What the task requires
Word for word, give the material below again, minus any images.

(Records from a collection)
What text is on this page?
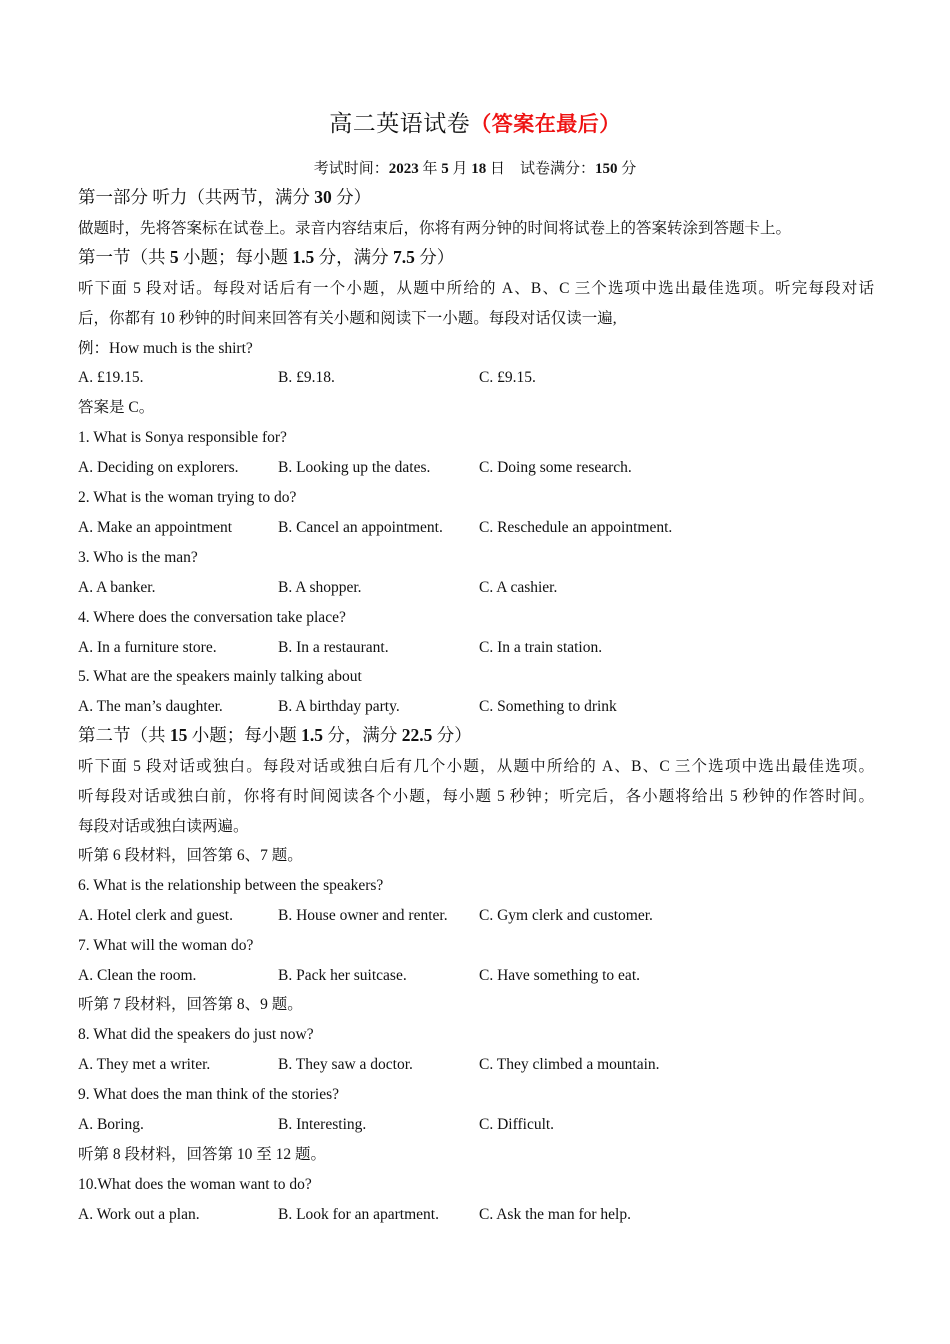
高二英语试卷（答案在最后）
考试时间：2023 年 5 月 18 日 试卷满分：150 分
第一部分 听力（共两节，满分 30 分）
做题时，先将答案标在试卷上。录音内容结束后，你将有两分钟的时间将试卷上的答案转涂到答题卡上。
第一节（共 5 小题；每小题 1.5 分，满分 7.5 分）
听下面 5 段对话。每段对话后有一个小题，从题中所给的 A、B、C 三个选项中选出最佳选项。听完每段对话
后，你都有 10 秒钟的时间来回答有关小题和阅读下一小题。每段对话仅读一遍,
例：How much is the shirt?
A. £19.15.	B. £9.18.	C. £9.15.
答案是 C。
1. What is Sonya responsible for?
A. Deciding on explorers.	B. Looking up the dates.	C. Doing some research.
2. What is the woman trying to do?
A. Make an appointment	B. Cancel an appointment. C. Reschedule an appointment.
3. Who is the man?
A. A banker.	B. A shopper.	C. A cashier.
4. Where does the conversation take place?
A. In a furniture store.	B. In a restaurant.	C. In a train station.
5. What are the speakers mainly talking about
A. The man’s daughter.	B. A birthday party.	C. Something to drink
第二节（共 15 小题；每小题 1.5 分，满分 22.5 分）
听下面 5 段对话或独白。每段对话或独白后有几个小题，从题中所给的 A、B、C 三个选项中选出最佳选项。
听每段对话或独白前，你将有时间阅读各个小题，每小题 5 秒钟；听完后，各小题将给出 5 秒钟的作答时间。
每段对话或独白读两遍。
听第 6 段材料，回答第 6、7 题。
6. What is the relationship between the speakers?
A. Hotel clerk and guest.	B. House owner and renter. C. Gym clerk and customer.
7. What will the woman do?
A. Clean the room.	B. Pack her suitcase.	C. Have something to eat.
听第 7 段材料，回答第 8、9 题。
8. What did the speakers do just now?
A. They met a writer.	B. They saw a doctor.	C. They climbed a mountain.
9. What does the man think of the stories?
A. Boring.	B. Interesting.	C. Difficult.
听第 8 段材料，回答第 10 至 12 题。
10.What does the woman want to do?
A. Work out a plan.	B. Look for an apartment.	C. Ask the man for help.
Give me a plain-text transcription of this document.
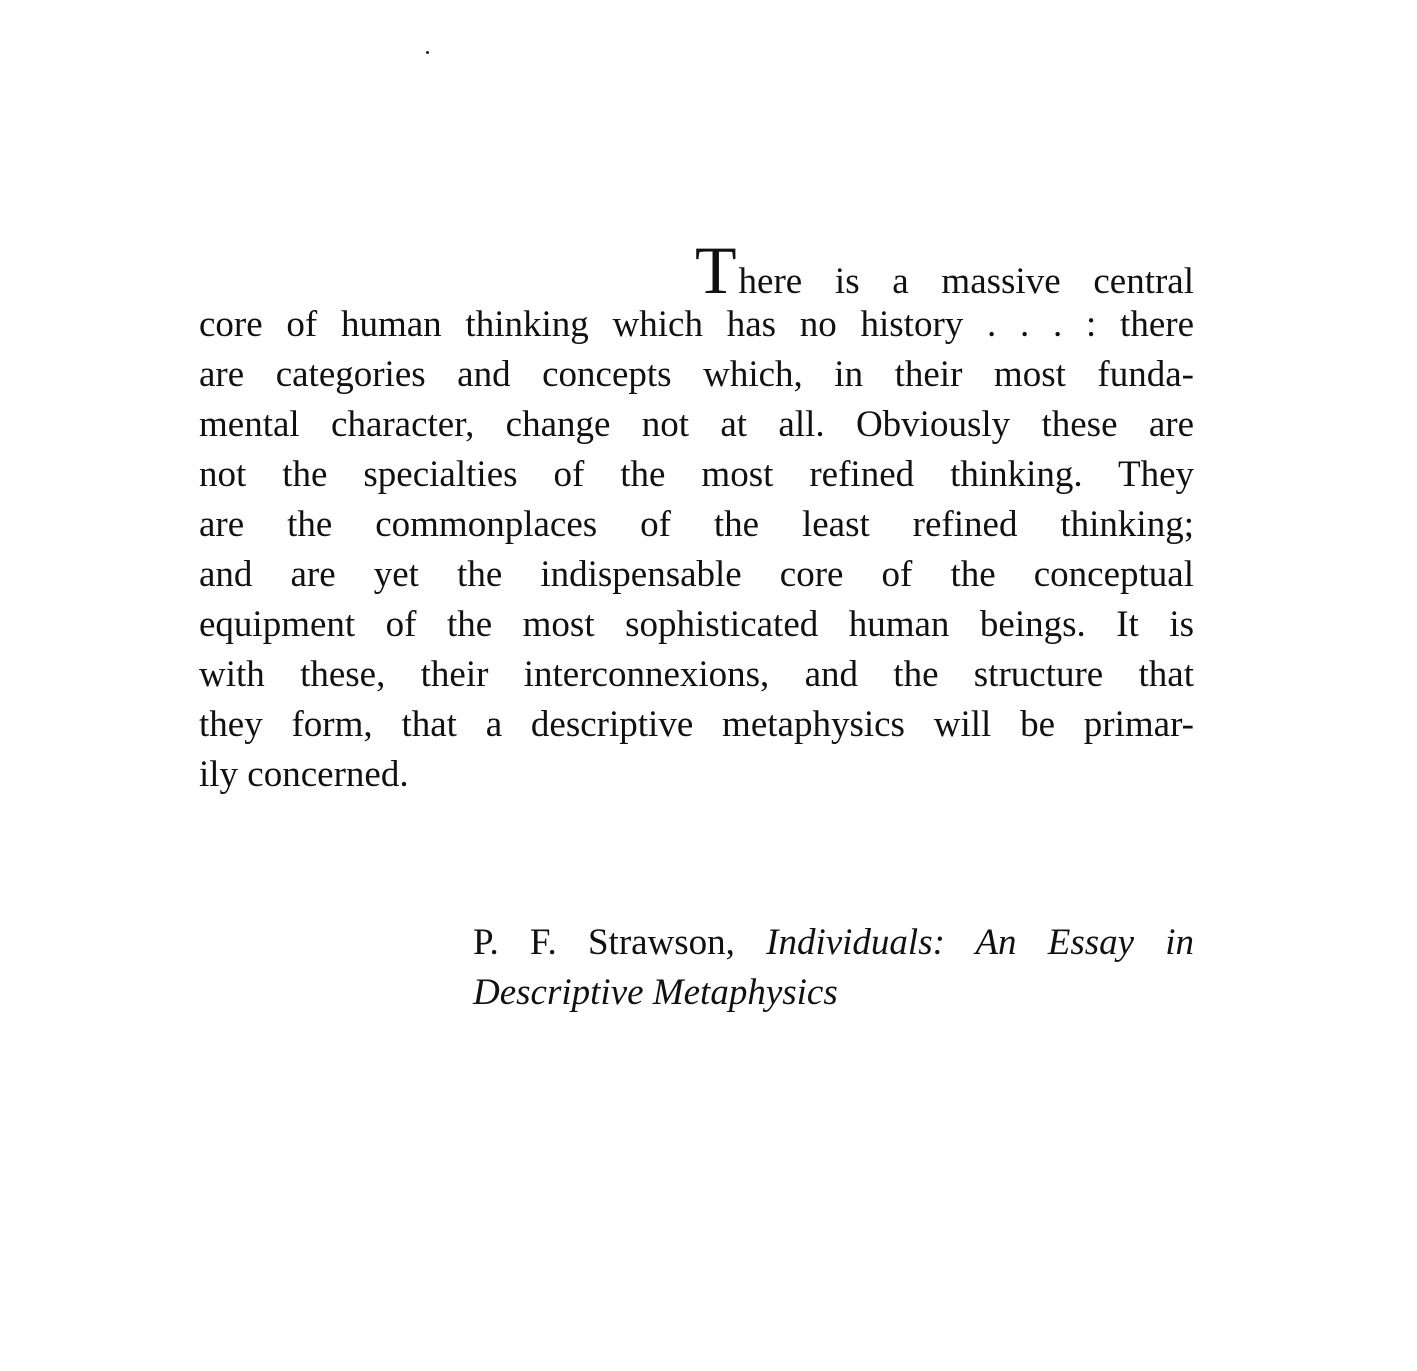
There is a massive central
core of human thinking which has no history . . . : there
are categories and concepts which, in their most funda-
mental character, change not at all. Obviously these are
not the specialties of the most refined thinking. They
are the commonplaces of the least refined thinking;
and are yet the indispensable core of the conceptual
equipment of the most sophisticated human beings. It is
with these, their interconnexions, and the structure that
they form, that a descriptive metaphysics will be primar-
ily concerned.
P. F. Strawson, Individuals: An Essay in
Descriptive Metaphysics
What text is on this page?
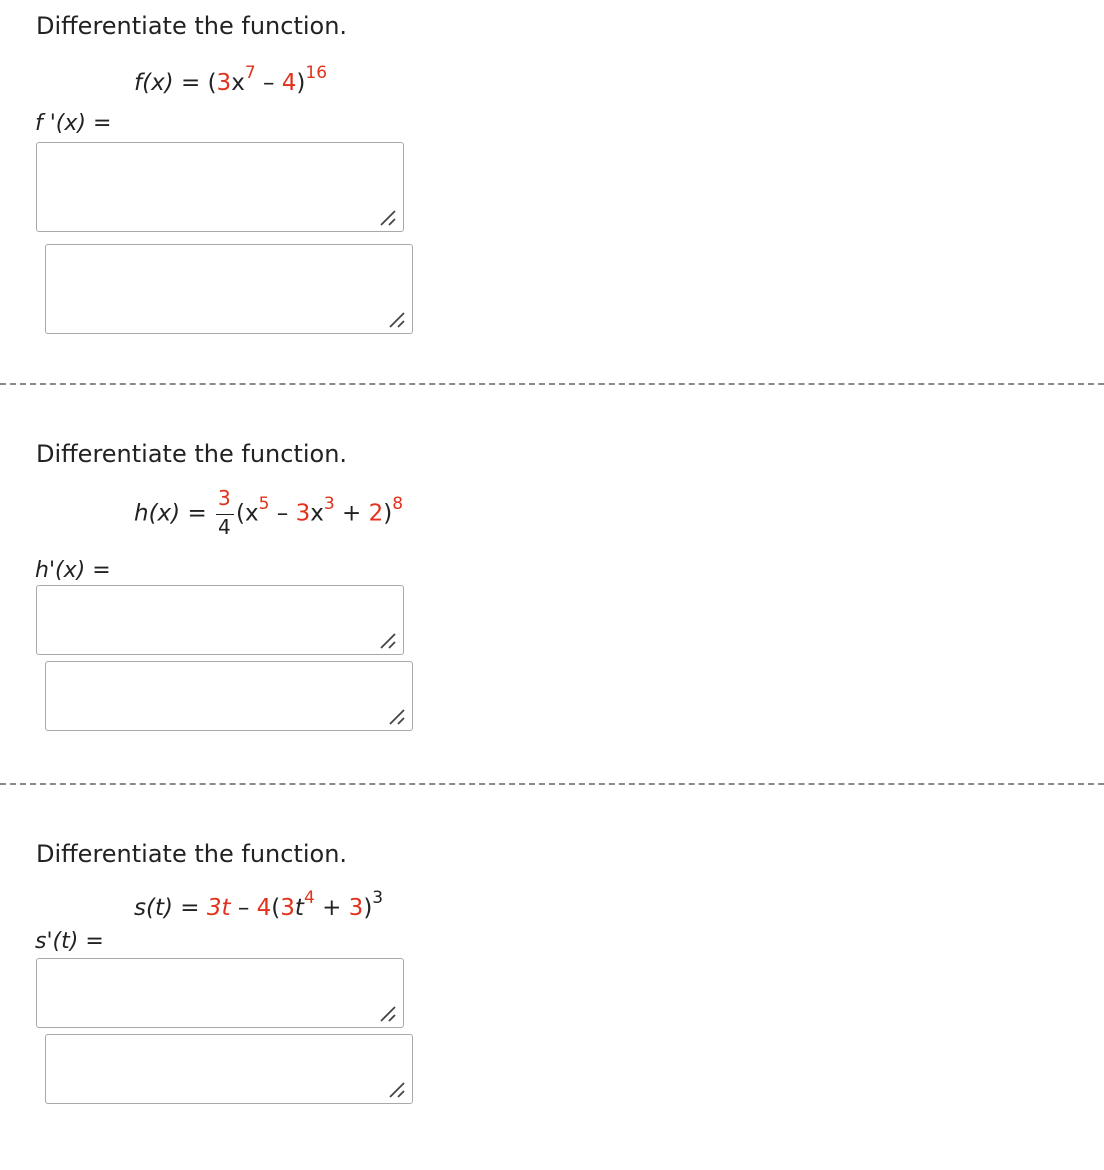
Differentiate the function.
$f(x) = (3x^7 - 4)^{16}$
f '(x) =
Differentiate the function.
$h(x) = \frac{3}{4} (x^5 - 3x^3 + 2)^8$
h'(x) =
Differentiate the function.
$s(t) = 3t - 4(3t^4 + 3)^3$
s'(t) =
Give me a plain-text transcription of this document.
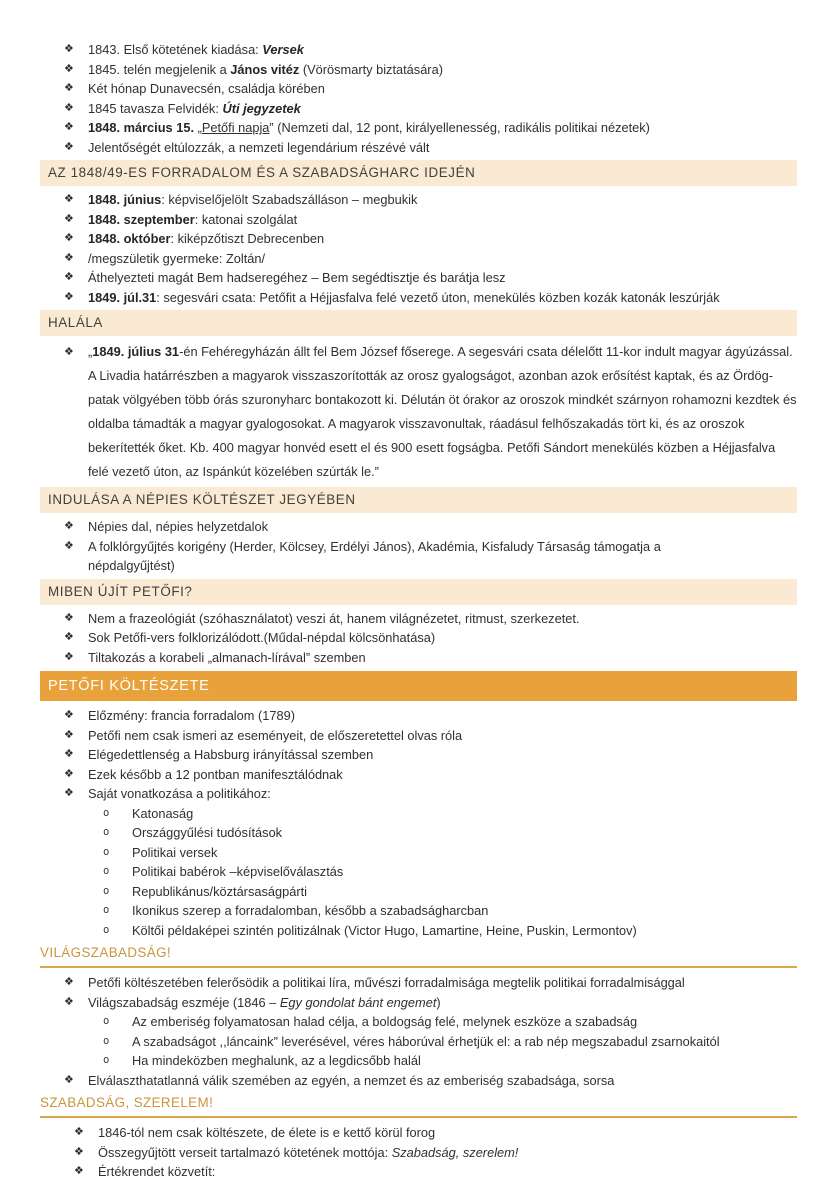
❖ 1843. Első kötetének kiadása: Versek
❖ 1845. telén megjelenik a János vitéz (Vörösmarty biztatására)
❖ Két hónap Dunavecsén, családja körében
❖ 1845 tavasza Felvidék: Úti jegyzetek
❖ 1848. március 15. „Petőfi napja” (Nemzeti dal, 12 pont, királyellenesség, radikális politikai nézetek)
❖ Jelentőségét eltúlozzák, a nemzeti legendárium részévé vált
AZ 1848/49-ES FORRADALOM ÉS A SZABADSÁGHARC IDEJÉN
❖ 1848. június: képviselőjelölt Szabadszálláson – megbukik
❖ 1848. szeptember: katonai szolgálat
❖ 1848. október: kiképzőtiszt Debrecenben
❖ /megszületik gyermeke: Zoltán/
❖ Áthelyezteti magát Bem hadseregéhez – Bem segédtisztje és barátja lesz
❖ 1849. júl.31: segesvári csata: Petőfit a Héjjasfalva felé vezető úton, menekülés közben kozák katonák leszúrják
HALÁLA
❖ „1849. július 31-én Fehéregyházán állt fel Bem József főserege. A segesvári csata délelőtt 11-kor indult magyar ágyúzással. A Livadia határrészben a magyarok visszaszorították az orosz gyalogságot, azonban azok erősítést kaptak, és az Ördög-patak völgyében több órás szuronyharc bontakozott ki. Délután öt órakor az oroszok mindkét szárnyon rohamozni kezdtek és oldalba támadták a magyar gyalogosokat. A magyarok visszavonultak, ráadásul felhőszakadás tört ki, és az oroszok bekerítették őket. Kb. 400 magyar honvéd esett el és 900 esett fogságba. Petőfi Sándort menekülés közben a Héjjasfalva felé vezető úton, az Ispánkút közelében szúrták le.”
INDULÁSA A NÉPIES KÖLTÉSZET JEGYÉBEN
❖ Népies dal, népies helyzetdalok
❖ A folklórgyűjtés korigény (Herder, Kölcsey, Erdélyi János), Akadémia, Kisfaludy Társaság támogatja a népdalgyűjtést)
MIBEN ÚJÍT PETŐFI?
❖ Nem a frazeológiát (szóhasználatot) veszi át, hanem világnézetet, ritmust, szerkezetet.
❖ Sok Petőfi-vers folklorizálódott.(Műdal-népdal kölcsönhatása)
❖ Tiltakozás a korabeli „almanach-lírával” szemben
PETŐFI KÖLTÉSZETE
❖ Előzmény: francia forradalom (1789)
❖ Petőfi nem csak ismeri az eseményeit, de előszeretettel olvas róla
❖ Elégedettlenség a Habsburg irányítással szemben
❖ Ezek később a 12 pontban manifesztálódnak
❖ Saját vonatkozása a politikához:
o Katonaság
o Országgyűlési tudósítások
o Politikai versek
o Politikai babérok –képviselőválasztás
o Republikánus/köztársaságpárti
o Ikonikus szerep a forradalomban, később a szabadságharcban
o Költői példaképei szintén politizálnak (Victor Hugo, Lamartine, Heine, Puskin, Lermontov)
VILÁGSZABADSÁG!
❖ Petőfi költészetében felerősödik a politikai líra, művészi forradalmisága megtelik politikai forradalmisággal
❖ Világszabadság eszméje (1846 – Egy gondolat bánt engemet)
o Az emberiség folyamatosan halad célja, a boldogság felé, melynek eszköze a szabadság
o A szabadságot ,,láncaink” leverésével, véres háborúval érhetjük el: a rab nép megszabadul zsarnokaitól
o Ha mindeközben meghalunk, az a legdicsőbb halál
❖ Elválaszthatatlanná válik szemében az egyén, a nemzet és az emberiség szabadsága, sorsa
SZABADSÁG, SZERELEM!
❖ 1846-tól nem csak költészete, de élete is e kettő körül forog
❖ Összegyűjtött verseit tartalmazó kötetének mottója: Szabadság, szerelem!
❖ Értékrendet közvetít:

Exercise result
What text is on this page?
高二英语试卷（答案在最后）
考试时间：2023 年 5 月 18 日 试卷满分：150 分
第一部分 听力（共两节，满分 30 分）
做题时，先将答案标在试卷上。录音内容结束后，你将有两分钟的时间将试卷上的答案转涂到答题卡上。
第一节（共 5 小题；每小题 1.5 分，满分 7.5 分）
听下面 5 段对话。每段对话后有一个小题，从题中所给的 A、B、C 三个选项中选出最佳选项。听完每段对话
后，你都有 10 秒钟的时间来回答有关小题和阅读下一小题。每段对话仅读一遍,
例：How much is the shirt?
A. £19.15.	B. £9.18.	C. £9.15.
答案是 C。
1. What is Sonya responsible for?
A. Deciding on explorers.	B. Looking up the dates.	C. Doing some research.
2. What is the woman trying to do?
A. Make an appointment	B. Cancel an appointment. C. Reschedule an appointment.
3. Who is the man?
A. A banker.	B. A shopper.	C. A cashier.
4. Where does the conversation take place?
A. In a furniture store.	B. In a restaurant.	C. In a train station.
5. What are the speakers mainly talking about
A. The man’s daughter.	B. A birthday party.	C. Something to drink
第二节（共 15 小题；每小题 1.5 分，满分 22.5 分）
听下面 5 段对话或独白。每段对话或独白后有几个小题，从题中所给的 A、B、C 三个选项中选出最佳选项。
听每段对话或独白前，你将有时间阅读各个小题，每小题 5 秒钟；听完后，各小题将给出 5 秒钟的作答时间。
每段对话或独白读两遍。
听第 6 段材料，回答第 6、7 题。
6. What is the relationship between the speakers?
A. Hotel clerk and guest.	B. House owner and renter. C. Gym clerk and customer.
7. What will the woman do?
A. Clean the room.	B. Pack her suitcase.	C. Have something to eat.
听第 7 段材料，回答第 8、9 题。
8. What did the speakers do just now?
A. They met a writer.	B. They saw a doctor.	C. They climbed a mountain.
9. What does the man think of the stories?
A. Boring.	B. Interesting.	C. Difficult.
听第 8 段材料，回答第 10 至 12 题。
10.What does the woman want to do?
A. Work out a plan.	B. Look for an apartment.	C. Ask the man for help.
Give me a plain-text transcription of this document.
There is a massive central
core of human thinking which has no history . . . : there
are categories and concepts which, in their most funda-
mental character, change not at all. Obviously these are
not the specialties of the most refined thinking. They
are the commonplaces of the least refined thinking;
and are yet the indispensable core of the conceptual
equipment of the most sophisticated human beings. It is
with these, their interconnexions, and the structure that
they form, that a descriptive metaphysics will be primar-
ily concerned.
P. F. Strawson, Individuals: An Essay in
Descriptive Metaphysics
What text is on this page?
Differentiate the function.
$f(x) = (3x^7 - 4)^{16}$
f '(x) =
Differentiate the function.
$h(x) = \frac{3}{4} (x^5 - 3x^3 + 2)^8$
h'(x) =
Differentiate the function.
$s(t) = 3t - 4(3t^4 + 3)^3$
s'(t) =
Give me a plain-text transcription of this document.
❖ 1843. Első kötetének kiadása: Versek
❖ 1845. telén megjelenik a János vitéz (Vörösmarty biztatására)
❖ Két hónap Dunavecsén, családja körében
❖ 1845 tavasza Felvidék: Úti jegyzetek
❖ 1848. március 15. „Petőfi napja” (Nemzeti dal, 12 pont, királyellenesség, radikális politikai nézetek)
❖ Jelentőségét eltúlozzák, a nemzeti legendárium részévé vált
AZ 1848/49-ES FORRADALOM ÉS A SZABADSÁGHARC IDEJÉN
❖ 1848. június: képviselőjelölt Szabadszálláson – megbukik
❖ 1848. szeptember: katonai szolgálat
❖ 1848. október: kiképzőtiszt Debrecenben
❖ /megszületik gyermeke: Zoltán/
❖ Áthelyezteti magát Bem hadseregéhez – Bem segédtisztje és barátja lesz
❖ 1849. júl.31: segesvári csata: Petőfit a Héjjasfalva felé vezető úton, menekülés közben kozák katonák leszúrják
HALÁLA
❖ „1849. július 31-én Fehéregyházán állt fel Bem József főserege. A segesvári csata délelőtt 11-kor indult magyar ágyúzással. A Livadia határrészben a magyarok visszaszorították az orosz gyalogságot, azonban azok erősítést kaptak, és az Ördög-patak völgyében több órás szuronyharc bontakozott ki. Délután öt órakor az oroszok mindkét szárnyon rohamozni kezdtek és oldalba támadták a magyar gyalogosokat. A magyarok visszavonultak, ráadásul felhőszakadás tört ki, és az oroszok bekerítették őket. Kb. 400 magyar honvéd esett el és 900 esett fogságba. Petőfi Sándort menekülés közben a Héjjasfalva felé vezető úton, az Ispánkút közelében szúrták le.”
INDULÁSA A NÉPIES KÖLTÉSZET JEGYÉBEN
❖ Népies dal, népies helyzetdalok
❖ A folklórgyűjtés korigény (Herder, Kölcsey, Erdélyi János), Akadémia, Kisfaludy Társaság támogatja a népdalgyűjtést)
MIBEN ÚJÍT PETŐFI?
❖ Nem a frazeológiát (szóhasználatot) veszi át, hanem világnézetet, ritmust, szerkezetet.
❖ Sok Petőfi-vers folklorizálódott.(Műdal-népdal kölcsönhatása)
❖ Tiltakozás a korabeli „almanach-lírával” szemben
PETŐFI KÖLTÉSZETE
❖ Előzmény: francia forradalom (1789)
❖ Petőfi nem csak ismeri az eseményeit, de előszeretettel olvas róla
❖ Elégedettlenség a Habsburg irányítással szemben
❖ Ezek később a 12 pontban manifesztálódnak
❖ Saját vonatkozása a politikához:
o Katonaság
o Országgyűlési tudósítások
o Politikai versek
o Politikai babérok –képviselőválasztás
o Republikánus/köztársaságpárti
o Ikonikus szerep a forradalomban, később a szabadságharcban
o Költői példaképei szintén politizálnak (Victor Hugo, Lamartine, Heine, Puskin, Lermontov)
VILÁGSZABADSÁG!
❖ Petőfi költészetében felerősödik a politikai líra, művészi forradalmisága megtelik politikai forradalmisággal
❖ Világszabadság eszméje (1846 – Egy gondolat bánt engemet)
o Az emberiség folyamatosan halad célja, a boldogság felé, melynek eszköze a szabadság
o A szabadságot ,,láncaink” leverésével, véres háborúval érhetjük el: a rab nép megszabadul zsarnokaitól
o Ha mindeközben meghalunk, az a legdicsőbb halál
❖ Elválaszthatatlanná válik szemében az egyén, a nemzet és az emberiség szabadsága, sorsa
SZABADSÁG, SZERELEM!
❖ 1846-tól nem csak költészete, de élete is e kettő körül forog
❖ Összegyűjtött verseit tartalmazó kötetének mottója: Szabadság, szerelem!
❖ Értékrendet közvetít:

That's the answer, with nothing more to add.